### WHAT IS REQUIRED
Write out the listing beneath this instruction in its entirety, exactly as it reads.

_ _ _ _

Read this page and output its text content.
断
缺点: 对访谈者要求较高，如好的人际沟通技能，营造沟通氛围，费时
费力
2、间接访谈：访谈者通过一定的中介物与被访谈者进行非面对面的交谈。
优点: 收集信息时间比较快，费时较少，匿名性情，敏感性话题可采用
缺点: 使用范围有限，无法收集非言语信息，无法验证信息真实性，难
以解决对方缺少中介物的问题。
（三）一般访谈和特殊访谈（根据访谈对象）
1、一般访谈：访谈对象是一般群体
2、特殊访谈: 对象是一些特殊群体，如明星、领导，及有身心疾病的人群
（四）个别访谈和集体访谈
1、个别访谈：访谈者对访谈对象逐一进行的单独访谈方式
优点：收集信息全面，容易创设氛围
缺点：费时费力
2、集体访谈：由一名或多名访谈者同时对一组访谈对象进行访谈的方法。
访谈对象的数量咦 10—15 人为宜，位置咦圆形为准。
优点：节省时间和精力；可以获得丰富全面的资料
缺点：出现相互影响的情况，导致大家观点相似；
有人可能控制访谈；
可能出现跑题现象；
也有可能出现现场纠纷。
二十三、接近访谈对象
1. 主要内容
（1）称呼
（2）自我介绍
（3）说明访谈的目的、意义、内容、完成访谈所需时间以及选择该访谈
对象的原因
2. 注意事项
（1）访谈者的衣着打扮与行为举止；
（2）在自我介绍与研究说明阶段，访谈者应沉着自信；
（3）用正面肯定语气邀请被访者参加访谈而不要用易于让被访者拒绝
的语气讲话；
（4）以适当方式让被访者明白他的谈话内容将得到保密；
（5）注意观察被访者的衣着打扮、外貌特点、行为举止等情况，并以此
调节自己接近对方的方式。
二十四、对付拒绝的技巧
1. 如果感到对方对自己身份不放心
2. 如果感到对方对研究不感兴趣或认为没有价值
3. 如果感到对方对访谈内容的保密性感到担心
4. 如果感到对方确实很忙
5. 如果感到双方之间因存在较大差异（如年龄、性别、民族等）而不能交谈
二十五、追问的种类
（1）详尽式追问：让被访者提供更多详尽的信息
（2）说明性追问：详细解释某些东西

_ _ _ _

### RESULT OF THIS EXERCISE
Read this page and output its text content.
断
缺点: 对访谈者要求较高，如好的人际沟通技能，营造沟通氛围，费时
费力
2、间接访谈：访谈者通过一定的中介物与被访谈者进行非面对面的交谈。
优点: 收集信息时间比较快，费时较少，匿名性情，敏感性话题可采用
缺点: 使用范围有限，无法收集非言语信息，无法验证信息真实性，难
以解决对方缺少中介物的问题。
（三）一般访谈和特殊访谈（根据访谈对象）
1、一般访谈：访谈对象是一般群体
2、特殊访谈: 对象是一些特殊群体，如明星、领导，及有身心疾病的人群
（四）个别访谈和集体访谈
1、个别访谈：访谈者对访谈对象逐一进行的单独访谈方式
优点：收集信息全面，容易创设氛围
缺点：费时费力
2、集体访谈：由一名或多名访谈者同时对一组访谈对象进行访谈的方法。
访谈对象的数量咦 10—15 人为宜，位置咦圆形为准。
优点：节省时间和精力；可以获得丰富全面的资料
缺点：出现相互影响的情况，导致大家观点相似；
有人可能控制访谈；
可能出现跑题现象；
也有可能出现现场纠纷。
二十三、接近访谈对象
1. 主要内容
（1）称呼
（2）自我介绍
（3）说明访谈的目的、意义、内容、完成访谈所需时间以及选择该访谈
对象的原因
2. 注意事项
（1）访谈者的衣着打扮与行为举止；
（2）在自我介绍与研究说明阶段，访谈者应沉着自信；
（3）用正面肯定语气邀请被访者参加访谈而不要用易于让被访者拒绝
的语气讲话；
（4）以适当方式让被访者明白他的谈话内容将得到保密；
（5）注意观察被访者的衣着打扮、外貌特点、行为举止等情况，并以此
调节自己接近对方的方式。
二十四、对付拒绝的技巧
1. 如果感到对方对自己身份不放心
2. 如果感到对方对研究不感兴趣或认为没有价值
3. 如果感到对方对访谈内容的保密性感到担心
4. 如果感到对方确实很忙
5. 如果感到双方之间因存在较大差异（如年龄、性别、民族等）而不能交谈
二十五、追问的种类
（1）详尽式追问：让被访者提供更多详尽的信息
（2）说明性追问：详细解释某些东西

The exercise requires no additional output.